Pick out the lines below that include the string "this".

-------------------------

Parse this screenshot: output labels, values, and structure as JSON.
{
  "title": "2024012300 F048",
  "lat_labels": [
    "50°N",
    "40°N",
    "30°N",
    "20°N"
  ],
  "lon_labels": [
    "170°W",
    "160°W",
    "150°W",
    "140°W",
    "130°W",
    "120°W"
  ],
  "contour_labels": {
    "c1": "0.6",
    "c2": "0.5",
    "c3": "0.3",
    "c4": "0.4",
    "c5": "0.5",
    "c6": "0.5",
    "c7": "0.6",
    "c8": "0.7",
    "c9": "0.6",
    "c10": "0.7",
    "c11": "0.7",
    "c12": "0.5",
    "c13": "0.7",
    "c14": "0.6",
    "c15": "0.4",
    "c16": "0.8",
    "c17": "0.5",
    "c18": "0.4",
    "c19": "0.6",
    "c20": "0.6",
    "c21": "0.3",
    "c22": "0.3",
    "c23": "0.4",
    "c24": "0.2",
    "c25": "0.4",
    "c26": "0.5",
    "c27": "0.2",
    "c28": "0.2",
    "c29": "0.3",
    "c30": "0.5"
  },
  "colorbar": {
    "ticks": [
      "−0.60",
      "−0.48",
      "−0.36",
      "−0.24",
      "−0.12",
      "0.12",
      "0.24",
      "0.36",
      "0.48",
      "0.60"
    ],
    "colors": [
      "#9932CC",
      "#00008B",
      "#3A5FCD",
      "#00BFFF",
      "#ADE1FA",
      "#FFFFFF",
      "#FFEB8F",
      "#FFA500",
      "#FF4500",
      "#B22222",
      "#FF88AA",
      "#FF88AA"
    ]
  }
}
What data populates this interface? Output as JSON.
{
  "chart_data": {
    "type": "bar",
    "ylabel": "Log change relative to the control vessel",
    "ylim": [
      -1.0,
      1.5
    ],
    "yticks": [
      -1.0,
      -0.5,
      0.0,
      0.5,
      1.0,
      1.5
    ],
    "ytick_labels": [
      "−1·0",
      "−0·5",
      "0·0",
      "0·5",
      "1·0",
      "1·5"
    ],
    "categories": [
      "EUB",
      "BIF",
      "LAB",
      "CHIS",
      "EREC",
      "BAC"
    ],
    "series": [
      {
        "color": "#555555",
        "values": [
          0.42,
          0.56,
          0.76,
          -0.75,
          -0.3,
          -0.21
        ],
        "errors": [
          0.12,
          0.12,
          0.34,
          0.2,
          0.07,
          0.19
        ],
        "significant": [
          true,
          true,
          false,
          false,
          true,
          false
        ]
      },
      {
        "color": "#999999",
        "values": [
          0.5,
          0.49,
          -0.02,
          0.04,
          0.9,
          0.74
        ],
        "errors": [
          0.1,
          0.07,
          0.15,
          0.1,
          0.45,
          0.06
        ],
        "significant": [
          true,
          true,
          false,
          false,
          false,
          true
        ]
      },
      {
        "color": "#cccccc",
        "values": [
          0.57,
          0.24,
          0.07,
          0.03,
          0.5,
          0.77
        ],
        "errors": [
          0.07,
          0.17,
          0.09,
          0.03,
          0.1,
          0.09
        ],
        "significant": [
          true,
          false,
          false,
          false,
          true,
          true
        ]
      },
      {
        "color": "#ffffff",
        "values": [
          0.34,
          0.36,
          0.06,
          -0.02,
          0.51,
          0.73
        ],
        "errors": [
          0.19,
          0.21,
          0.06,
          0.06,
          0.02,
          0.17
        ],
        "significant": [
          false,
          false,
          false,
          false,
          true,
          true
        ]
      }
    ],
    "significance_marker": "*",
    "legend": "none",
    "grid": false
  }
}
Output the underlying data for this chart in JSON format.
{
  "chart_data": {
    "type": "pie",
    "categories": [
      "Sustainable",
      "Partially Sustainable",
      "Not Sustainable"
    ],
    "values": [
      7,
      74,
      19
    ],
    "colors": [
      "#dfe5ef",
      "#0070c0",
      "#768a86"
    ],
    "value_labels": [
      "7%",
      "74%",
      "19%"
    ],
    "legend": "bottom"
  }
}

-------------------------

» Response
Parse this screenshot: output labels, values, and structure as JSON.
What data populates this interface? Output as JSON.
Output the underlying data for this chart in JSON format.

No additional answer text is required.